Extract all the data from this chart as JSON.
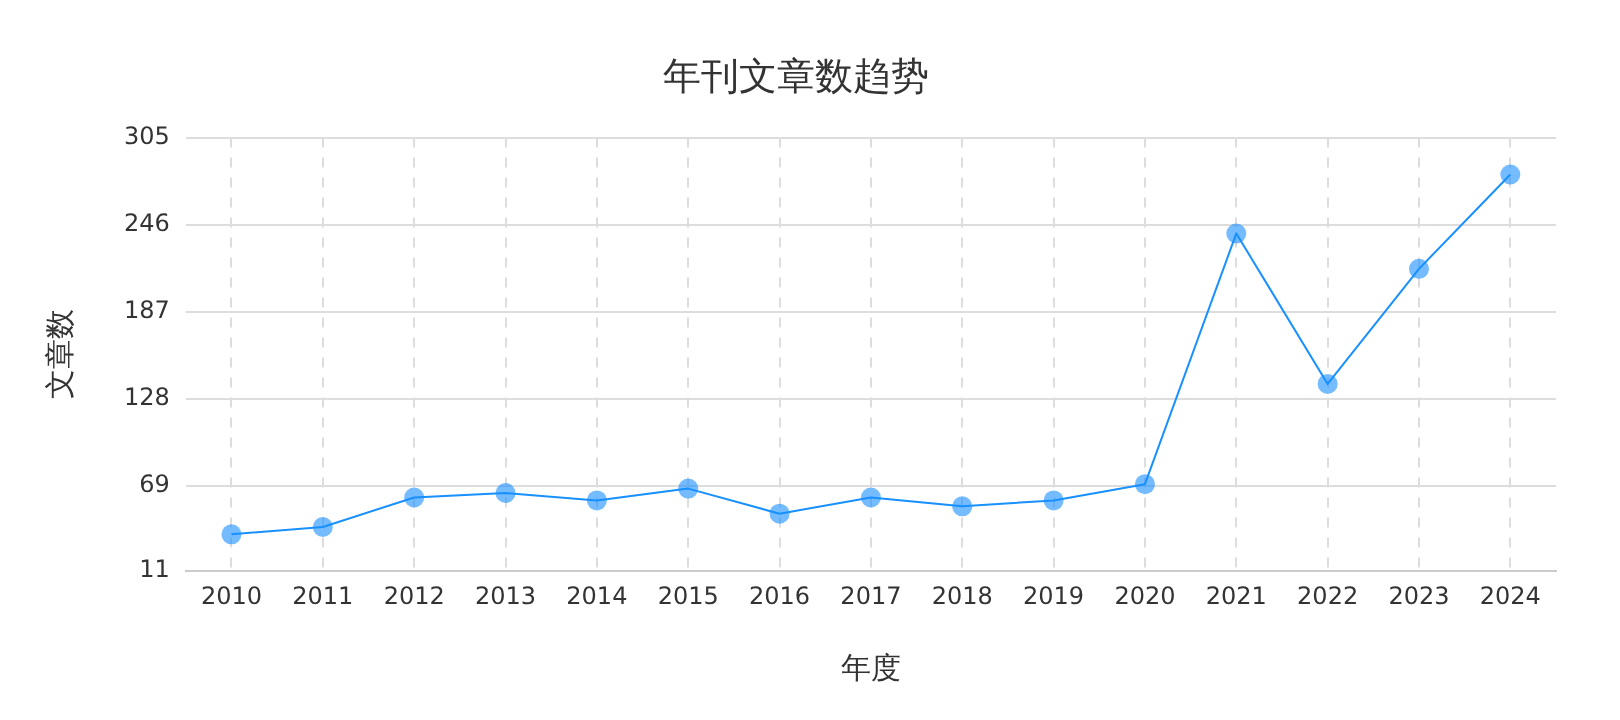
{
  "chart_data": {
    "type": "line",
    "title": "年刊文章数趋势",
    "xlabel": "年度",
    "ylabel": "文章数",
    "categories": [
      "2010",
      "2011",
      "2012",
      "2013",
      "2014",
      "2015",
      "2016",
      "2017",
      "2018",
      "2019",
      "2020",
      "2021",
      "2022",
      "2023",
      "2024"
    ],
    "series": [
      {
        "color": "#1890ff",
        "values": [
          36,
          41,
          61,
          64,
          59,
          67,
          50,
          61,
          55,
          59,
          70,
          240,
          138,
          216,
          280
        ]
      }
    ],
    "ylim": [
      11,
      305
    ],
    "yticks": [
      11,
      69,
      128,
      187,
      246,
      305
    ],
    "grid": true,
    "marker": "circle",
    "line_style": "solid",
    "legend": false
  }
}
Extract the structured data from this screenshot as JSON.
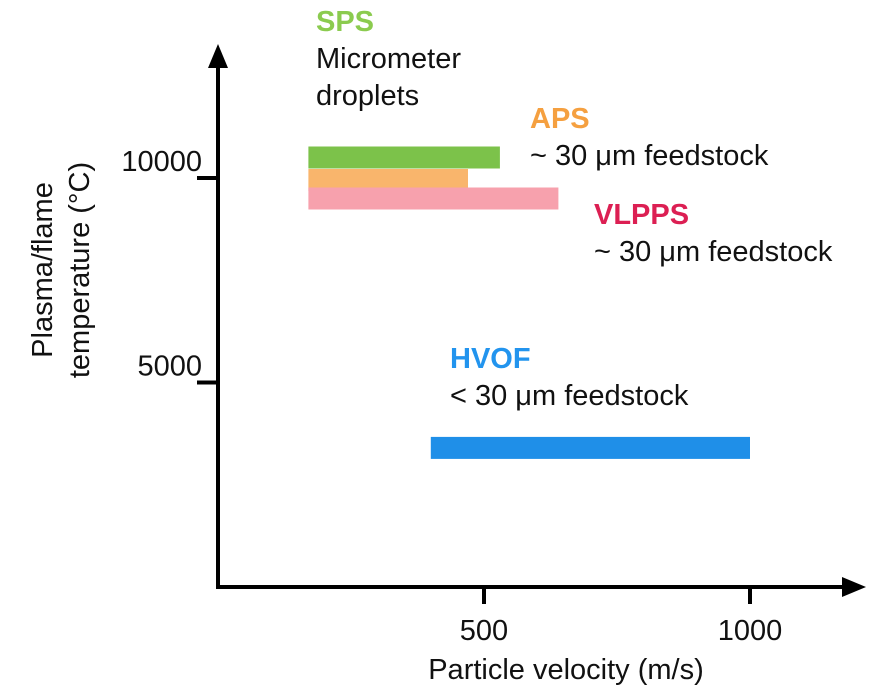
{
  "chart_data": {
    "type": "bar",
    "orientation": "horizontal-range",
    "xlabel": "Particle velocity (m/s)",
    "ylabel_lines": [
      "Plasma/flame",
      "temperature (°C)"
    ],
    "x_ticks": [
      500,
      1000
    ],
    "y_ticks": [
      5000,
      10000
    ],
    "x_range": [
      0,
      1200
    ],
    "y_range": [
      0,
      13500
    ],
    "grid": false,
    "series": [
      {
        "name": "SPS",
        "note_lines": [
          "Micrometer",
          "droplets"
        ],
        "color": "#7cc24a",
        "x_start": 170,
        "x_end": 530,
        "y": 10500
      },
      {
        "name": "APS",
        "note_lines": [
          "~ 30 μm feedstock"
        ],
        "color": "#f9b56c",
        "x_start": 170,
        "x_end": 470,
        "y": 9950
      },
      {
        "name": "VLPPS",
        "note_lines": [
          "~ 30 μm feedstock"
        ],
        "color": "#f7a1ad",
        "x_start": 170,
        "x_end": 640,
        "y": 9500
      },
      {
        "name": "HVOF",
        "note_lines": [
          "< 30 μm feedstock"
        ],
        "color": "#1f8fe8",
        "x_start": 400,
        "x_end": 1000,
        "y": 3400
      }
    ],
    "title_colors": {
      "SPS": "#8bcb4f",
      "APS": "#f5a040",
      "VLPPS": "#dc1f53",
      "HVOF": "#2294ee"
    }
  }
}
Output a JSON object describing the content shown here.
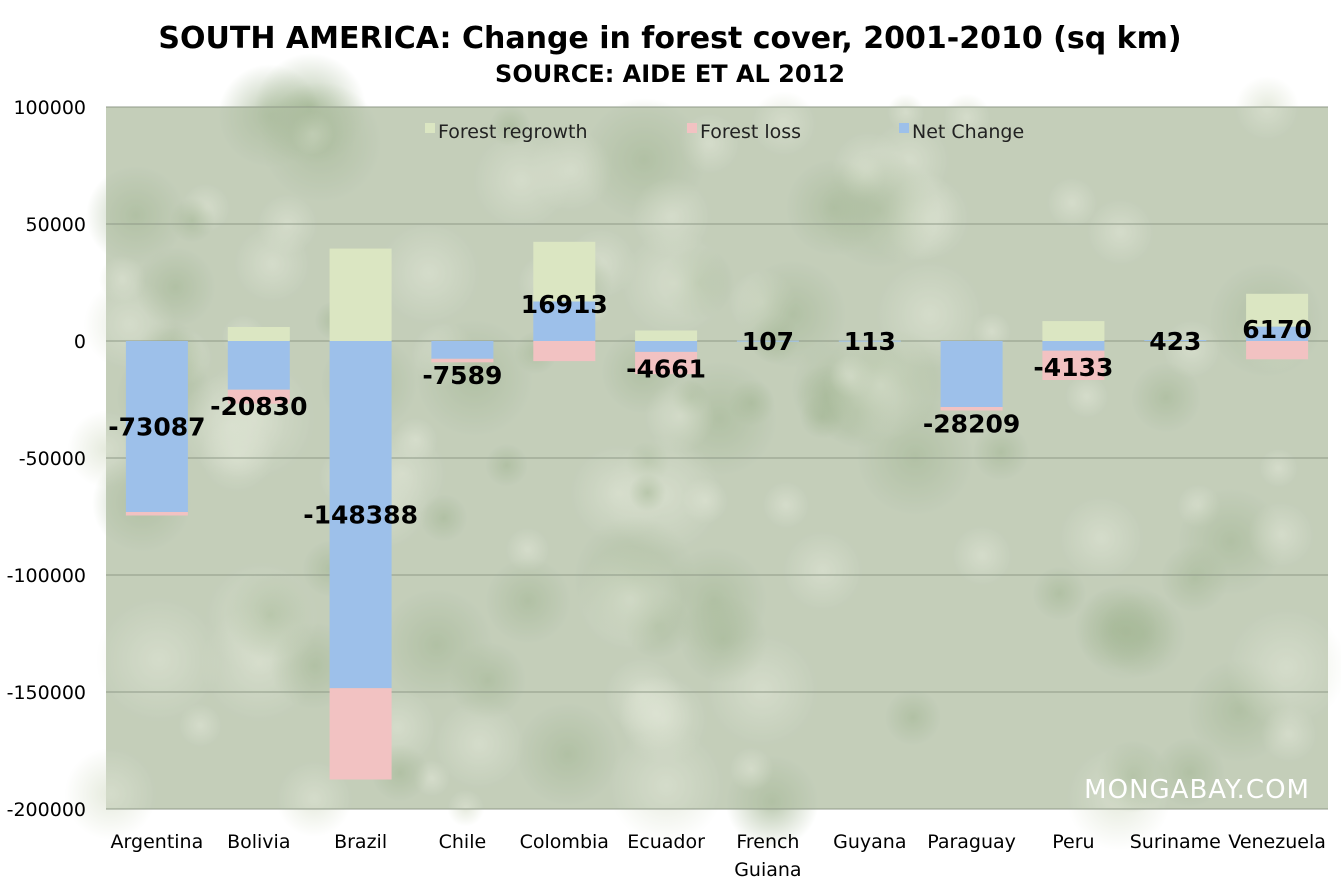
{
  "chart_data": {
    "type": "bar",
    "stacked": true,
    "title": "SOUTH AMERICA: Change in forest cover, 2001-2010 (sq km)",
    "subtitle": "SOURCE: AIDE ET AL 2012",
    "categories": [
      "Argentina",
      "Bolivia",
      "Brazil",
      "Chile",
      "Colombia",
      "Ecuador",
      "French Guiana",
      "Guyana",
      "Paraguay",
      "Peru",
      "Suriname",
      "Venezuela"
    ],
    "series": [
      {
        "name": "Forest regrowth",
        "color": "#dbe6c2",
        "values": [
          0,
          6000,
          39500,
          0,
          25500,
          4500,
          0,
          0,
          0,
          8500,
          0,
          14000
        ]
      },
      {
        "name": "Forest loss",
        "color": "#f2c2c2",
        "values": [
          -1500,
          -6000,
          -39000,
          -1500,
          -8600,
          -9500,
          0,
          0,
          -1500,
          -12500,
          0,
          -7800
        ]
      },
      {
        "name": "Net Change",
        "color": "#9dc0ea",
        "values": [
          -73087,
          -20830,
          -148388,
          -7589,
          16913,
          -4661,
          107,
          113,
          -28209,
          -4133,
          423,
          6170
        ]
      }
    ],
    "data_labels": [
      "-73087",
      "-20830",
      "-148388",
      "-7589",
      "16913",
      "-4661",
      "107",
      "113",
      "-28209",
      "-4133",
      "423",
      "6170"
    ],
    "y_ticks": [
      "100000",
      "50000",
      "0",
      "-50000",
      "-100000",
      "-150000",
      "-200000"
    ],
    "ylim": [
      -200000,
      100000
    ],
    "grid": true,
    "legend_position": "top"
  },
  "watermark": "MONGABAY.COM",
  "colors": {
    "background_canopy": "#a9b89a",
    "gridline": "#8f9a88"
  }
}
==
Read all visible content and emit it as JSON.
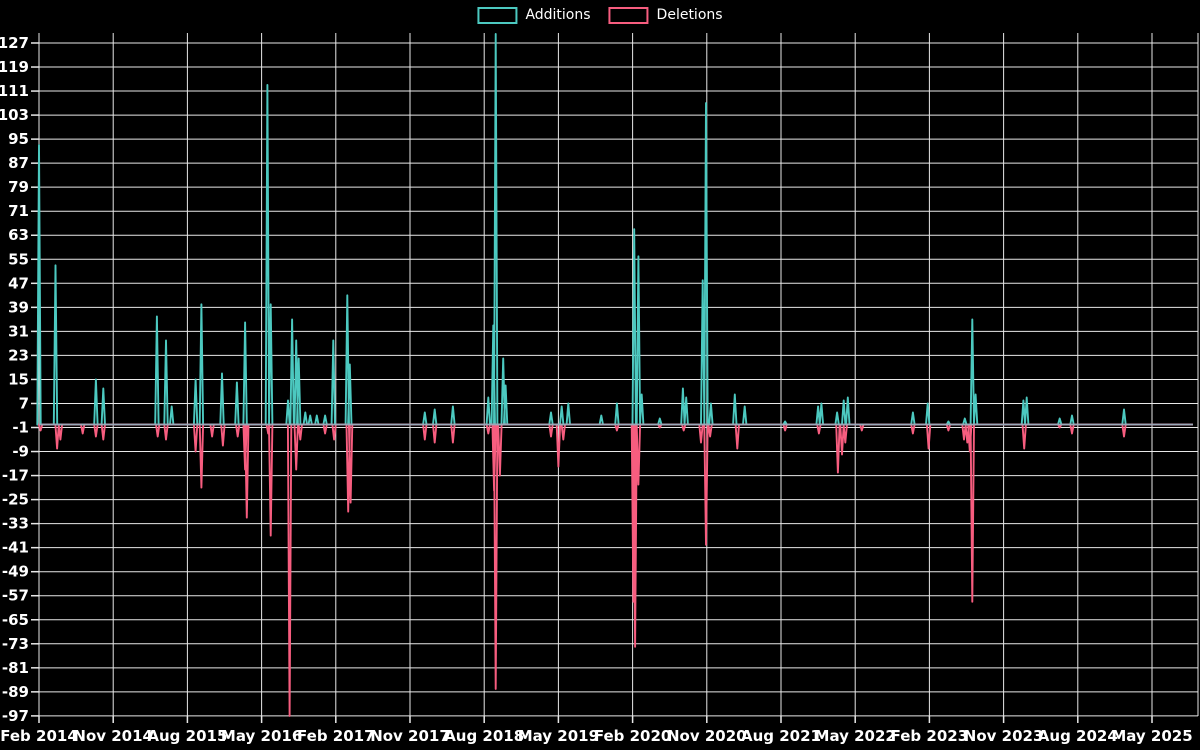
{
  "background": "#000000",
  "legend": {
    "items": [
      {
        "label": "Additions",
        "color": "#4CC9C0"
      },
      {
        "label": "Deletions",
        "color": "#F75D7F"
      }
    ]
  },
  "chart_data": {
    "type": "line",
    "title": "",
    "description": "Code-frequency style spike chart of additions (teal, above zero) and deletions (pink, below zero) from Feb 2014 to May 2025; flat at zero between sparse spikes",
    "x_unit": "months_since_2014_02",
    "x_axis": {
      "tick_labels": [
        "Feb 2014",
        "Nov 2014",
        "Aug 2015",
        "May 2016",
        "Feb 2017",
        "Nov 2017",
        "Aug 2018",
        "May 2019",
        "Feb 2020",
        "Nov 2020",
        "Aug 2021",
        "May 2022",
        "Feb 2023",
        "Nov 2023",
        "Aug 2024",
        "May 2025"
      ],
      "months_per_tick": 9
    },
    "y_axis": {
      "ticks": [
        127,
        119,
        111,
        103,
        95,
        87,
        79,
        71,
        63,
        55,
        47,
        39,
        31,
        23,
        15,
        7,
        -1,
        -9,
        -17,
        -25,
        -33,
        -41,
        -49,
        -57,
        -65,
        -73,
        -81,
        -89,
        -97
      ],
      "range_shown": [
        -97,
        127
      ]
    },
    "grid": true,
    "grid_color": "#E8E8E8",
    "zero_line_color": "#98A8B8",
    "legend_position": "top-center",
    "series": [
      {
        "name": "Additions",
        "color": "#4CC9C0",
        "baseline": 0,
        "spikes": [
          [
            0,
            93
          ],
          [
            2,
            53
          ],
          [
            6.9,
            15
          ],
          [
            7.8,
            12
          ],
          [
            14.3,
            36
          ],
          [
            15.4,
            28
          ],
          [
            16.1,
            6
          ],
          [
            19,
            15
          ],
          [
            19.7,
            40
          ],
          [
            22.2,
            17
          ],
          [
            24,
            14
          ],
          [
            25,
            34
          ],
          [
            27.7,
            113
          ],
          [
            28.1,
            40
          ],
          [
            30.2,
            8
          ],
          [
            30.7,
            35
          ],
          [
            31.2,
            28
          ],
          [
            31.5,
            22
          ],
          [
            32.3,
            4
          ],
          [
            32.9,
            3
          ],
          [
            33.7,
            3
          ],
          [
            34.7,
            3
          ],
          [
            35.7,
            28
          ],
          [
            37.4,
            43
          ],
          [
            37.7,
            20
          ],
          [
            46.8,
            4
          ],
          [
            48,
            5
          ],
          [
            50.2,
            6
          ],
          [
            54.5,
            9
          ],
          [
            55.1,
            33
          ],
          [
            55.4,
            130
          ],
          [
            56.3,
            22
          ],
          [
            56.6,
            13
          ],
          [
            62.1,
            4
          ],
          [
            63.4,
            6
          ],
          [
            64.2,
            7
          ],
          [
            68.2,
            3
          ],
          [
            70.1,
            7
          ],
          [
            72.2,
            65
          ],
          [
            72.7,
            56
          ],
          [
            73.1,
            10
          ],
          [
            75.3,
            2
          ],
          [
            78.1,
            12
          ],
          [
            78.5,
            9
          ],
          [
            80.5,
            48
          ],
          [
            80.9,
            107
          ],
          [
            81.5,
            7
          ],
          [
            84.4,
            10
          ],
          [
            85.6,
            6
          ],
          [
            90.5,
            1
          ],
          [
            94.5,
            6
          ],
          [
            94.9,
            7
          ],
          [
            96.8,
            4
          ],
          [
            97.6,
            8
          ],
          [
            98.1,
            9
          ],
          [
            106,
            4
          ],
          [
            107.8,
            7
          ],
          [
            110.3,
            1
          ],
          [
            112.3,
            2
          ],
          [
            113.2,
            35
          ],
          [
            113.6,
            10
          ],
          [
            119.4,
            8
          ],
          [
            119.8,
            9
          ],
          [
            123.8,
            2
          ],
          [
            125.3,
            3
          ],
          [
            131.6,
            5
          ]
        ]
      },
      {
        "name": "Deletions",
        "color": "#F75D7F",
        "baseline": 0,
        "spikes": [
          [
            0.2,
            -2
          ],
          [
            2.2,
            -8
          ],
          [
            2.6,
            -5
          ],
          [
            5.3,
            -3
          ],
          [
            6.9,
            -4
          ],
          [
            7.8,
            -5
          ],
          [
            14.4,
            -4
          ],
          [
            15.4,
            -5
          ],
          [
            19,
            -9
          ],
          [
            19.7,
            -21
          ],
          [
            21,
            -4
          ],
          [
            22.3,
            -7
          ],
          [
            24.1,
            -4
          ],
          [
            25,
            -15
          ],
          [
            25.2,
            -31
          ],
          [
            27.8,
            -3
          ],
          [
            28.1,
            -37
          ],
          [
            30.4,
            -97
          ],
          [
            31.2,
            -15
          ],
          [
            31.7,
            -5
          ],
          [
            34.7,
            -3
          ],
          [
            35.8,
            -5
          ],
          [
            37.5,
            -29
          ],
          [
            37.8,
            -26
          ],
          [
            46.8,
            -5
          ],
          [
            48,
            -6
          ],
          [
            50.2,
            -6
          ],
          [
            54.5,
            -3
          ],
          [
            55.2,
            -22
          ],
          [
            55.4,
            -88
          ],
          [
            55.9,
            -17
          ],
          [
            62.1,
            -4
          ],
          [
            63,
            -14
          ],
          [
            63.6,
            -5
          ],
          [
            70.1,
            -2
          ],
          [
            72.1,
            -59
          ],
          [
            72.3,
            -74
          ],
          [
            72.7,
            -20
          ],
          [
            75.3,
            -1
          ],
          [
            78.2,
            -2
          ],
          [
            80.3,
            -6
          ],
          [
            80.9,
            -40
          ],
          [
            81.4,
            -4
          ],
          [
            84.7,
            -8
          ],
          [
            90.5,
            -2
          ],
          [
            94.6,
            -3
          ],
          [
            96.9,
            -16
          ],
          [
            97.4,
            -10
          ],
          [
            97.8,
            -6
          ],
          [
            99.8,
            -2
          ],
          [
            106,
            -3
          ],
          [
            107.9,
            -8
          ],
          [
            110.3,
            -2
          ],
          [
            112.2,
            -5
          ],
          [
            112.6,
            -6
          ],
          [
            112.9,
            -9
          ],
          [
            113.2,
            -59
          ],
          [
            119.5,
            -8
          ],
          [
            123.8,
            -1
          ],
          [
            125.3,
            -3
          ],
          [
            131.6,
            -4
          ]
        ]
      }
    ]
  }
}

(What you should do):
Check each line above for the word "Extract" and give the number of lines that have it, nothing else.

(The output):
2